• [Text]:
----------

Band: Iration with special guest The Green
Date: Sunday, Oct. 11 with doors at 7 p.m.
Venue: Soul Kitchen, 219 Dauphin St., www.soulkitchenmobile.com
Tickets: $18 advance/$20 day of, with VIP meet & greet packages and on-stage seating available. Tickets can be purchased at Soul Kitchen, its website, Mellow Mushroom (both locations) or by calling 1-866-468-7630.
Azalea City denizens felt the rocking reggae dub style of Sublime with Rome at Ten Sixty Five. Now comes Iration, from the same West Coast scene that gave birth to Sublime, Slightly Stoopid, The Dirty Heads and others. Last summer’s Hangout Fest introduced Iration’s smooth reggae sounds to the Gulf Coast. At the time, the band was finishing its latest effort, “Hotting Up.” Now it’s returning to the Gulf Coast for its Mobile debut. In a recent interview, vocalist/guitarist Micah Pueschel offered Lagniappe readers some insight into Iration’s new album as well as its roots in the reggae scene, but a style all its own.
Stephen Centanni: Hangout Fest introduced Iration to the Gulf Coast. What were your first impressions?
Micah Pueschel: It was really humid and hot, but it was beautiful. Hangout was awesome. We had a great time. It was a really fun festival. It was our first time doing it, and we just had a great time. It was enjoyable.
Centanni: It seems to me reggae fans are like blues fans. I get the feeling they have pretty strict standards on what makes reggae what it is. You guys have been quite successful on the reggae charts. What do you think about your success with the reggae crowd?

----------

• [Records supplied]:
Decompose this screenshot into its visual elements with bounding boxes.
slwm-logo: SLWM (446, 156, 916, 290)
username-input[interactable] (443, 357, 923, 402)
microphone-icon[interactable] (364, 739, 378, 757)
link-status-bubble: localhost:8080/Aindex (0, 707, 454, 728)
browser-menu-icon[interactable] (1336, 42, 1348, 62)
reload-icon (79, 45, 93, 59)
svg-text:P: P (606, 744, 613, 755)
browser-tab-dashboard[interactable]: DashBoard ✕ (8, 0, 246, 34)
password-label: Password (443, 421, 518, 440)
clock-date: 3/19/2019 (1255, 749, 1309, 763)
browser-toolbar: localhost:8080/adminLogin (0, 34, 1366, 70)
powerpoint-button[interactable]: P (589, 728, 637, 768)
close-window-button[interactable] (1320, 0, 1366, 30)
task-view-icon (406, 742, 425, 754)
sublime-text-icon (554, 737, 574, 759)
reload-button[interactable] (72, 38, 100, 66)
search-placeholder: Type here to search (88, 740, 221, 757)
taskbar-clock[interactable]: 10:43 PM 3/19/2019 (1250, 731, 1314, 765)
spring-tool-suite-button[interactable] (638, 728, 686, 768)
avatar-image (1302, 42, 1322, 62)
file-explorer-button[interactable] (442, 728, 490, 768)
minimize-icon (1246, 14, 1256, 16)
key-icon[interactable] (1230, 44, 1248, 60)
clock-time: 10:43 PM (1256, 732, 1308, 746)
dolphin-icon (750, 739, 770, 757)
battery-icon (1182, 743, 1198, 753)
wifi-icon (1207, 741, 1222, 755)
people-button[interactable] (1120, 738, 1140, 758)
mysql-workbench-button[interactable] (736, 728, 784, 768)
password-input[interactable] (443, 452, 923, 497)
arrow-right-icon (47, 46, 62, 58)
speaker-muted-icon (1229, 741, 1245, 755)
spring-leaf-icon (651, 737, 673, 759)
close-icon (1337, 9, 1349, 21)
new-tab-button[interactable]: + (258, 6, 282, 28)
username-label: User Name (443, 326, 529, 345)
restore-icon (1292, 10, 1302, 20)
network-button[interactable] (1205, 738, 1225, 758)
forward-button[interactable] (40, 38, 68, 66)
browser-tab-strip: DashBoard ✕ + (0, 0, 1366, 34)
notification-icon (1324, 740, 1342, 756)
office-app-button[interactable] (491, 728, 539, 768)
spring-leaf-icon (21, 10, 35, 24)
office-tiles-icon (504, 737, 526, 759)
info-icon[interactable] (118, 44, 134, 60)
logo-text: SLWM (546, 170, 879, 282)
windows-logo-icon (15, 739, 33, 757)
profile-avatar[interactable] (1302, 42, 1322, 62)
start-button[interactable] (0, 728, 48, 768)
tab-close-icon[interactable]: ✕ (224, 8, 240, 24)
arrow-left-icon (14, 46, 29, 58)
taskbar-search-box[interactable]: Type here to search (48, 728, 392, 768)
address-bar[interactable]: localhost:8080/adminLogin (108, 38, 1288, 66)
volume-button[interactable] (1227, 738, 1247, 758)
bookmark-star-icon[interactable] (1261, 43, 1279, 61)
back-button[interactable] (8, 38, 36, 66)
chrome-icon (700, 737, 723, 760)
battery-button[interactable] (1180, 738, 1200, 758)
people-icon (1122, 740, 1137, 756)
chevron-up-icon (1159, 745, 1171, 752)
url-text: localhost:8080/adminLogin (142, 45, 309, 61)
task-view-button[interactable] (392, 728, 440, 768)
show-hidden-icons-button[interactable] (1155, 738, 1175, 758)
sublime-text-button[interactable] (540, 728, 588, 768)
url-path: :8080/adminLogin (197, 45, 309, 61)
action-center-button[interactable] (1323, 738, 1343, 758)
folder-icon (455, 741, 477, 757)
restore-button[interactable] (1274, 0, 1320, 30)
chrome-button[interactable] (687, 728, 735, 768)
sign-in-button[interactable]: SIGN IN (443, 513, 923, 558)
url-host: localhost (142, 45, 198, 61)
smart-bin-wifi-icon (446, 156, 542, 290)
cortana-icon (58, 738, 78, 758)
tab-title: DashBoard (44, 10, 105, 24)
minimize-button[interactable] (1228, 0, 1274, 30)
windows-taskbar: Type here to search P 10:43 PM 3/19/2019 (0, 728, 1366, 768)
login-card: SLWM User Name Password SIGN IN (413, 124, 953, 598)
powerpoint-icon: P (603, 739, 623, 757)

----------

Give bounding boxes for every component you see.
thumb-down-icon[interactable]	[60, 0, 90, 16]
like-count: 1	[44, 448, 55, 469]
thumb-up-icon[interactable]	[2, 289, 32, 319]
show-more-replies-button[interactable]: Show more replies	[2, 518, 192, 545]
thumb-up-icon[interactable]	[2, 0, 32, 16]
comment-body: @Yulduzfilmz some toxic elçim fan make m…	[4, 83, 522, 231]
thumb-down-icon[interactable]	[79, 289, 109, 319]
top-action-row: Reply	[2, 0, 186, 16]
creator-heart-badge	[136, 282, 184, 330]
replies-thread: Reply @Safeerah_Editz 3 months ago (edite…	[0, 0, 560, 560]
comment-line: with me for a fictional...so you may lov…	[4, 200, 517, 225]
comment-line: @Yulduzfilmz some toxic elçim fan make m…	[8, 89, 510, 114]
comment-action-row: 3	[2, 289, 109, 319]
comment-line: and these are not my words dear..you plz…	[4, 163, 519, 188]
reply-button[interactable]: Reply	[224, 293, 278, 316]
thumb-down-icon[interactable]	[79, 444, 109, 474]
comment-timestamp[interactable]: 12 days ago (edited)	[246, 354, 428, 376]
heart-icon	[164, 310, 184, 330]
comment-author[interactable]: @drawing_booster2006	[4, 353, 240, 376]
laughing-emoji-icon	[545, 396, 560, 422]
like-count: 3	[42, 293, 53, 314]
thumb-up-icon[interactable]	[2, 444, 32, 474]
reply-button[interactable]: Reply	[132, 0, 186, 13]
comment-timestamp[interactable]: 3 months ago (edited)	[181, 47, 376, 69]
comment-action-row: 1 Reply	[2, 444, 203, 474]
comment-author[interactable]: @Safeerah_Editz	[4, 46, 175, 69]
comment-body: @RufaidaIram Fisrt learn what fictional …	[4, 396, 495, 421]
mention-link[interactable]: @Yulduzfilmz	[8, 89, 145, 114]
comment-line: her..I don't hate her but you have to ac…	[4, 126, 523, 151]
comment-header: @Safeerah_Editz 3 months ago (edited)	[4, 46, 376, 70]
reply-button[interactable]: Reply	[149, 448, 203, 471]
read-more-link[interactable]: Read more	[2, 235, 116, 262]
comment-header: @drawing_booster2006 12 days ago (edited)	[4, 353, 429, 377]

----------

• [Written tasks]:
a – Write out the Iration article between "Micah Pueschel: It" and "It was enjoyable.", inclusive.
b – Can you condense the paragraph of the Iration article beginning "Azalea City denizens felt" into a shorter version that keeps its main facts?
The listing has no connection to the Iration article.

• [Task-by-task solutions]:
a –
Micah Pueschel: It was really humid and hot, but it was beautiful. Hangout was awesome. We had a great time. It was a really fun festival. It was our first time doing it, and we just had a great time. It was enjoyable.

b – After Sublime with Rome played Ten Sixty Five, Iration comes to the Azalea City. It is from the same West Coast scene as Sublime, Slightly Stoopid and The Dirty Heads. The band brought its smooth reggae to the Gulf Coast at last summer's Hangout Fest while finishing its latest album, "Hotting Up," and now returns for its Mobile debut. Vocalist/guitarist Micah Pueschel talked with Lagniappe about the new album, the band's reggae roots and its own distinct style.